Exercise: Transcribe all of the data exactly. Omit the pictures.

Dataset records:
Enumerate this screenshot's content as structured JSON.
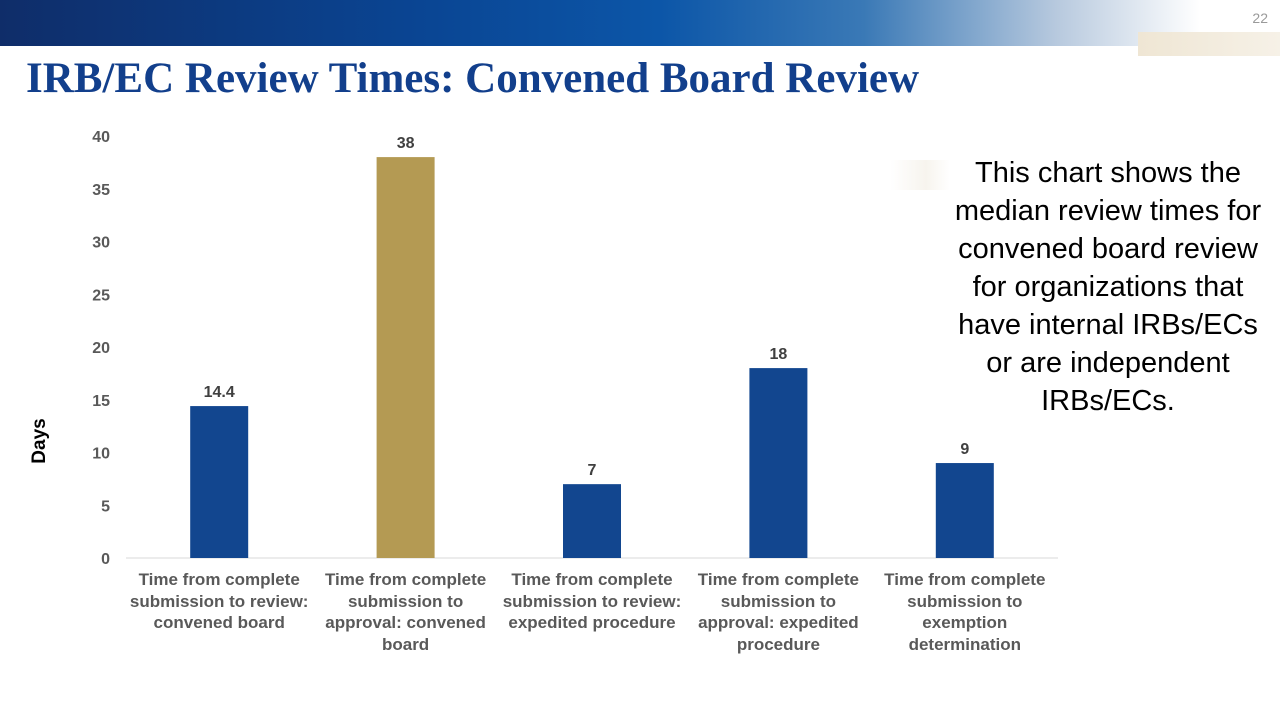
{
  "slide": {
    "number": "22",
    "title": "IRB/EC Review Times: Convened Board Review"
  },
  "note": {
    "text": "This chart shows the median review times for convened board review for organizations that have internal IRBs/ECs or are independent IRBs/ECs."
  },
  "colors": {
    "primary_bar": "#12468f",
    "highlight_bar": "#b49a53",
    "title": "#123f8c"
  },
  "chart_data": {
    "type": "bar",
    "title": "",
    "xlabel": "",
    "ylabel": "Days",
    "ylim": [
      0,
      40
    ],
    "yticks": [
      0,
      5,
      10,
      15,
      20,
      25,
      30,
      35,
      40
    ],
    "categories": [
      "Time from complete submission to review: convened board",
      "Time from complete submission to approval: convened board",
      "Time from complete submission to review: expedited procedure",
      "Time from complete submission to approval: expedited procedure",
      "Time from complete submission to exemption determination"
    ],
    "values": [
      14.4,
      38,
      7,
      18,
      9
    ],
    "data_labels": [
      "14.4",
      "38",
      "7",
      "18",
      "9"
    ],
    "highlight_index": 1,
    "grid": false
  }
}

Exercise result:
Enumerate this screenshot's content as structured JSON.
{
  "slide": {
    "number": "22",
    "title": "IRB/EC Review Times: Convened Board Review"
  },
  "note": {
    "text": "This chart shows the median review times for convened board review for organizations that have internal IRBs/ECs or are independent IRBs/ECs."
  },
  "colors": {
    "primary_bar": "#12468f",
    "highlight_bar": "#b49a53",
    "title": "#123f8c"
  },
  "chart_data": {
    "type": "bar",
    "title": "",
    "xlabel": "",
    "ylabel": "Days",
    "ylim": [
      0,
      40
    ],
    "yticks": [
      0,
      5,
      10,
      15,
      20,
      25,
      30,
      35,
      40
    ],
    "categories": [
      "Time from complete submission to review: convened board",
      "Time from complete submission to approval: convened board",
      "Time from complete submission to review: expedited procedure",
      "Time from complete submission to approval: expedited procedure",
      "Time from complete submission to exemption determination"
    ],
    "values": [
      14.4,
      38,
      7,
      18,
      9
    ],
    "data_labels": [
      "14.4",
      "38",
      "7",
      "18",
      "9"
    ],
    "highlight_index": 1,
    "grid": false
  }
}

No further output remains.